*Exercise inputs*:
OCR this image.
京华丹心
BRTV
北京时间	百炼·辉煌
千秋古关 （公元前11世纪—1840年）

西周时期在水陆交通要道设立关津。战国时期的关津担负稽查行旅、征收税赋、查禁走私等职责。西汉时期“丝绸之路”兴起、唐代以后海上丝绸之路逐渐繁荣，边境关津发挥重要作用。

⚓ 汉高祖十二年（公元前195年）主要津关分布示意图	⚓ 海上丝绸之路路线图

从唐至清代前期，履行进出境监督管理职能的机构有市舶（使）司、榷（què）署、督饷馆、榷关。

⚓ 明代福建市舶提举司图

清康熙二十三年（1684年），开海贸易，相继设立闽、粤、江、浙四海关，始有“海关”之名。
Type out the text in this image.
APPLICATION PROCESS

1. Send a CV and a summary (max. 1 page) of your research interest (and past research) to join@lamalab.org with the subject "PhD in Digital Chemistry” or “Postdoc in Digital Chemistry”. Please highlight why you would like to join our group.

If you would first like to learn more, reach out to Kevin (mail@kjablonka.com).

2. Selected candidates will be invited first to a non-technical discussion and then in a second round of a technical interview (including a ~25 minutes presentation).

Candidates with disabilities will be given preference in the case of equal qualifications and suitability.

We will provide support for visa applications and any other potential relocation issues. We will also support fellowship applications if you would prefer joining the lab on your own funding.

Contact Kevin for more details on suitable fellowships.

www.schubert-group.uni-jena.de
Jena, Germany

*Instruction*: Extract all lines of the records above that include "group".

*Response for this exercise*:
1. Send a CV and a summary (max. 1 page) of your research interest (and past research) to join@lamalab.org with the subject "PhD in Digital Chemistry” or “Postdoc in Digital Chemistry”. Please highlight why you would like to join our group.
www.schubert-group.uni-jena.de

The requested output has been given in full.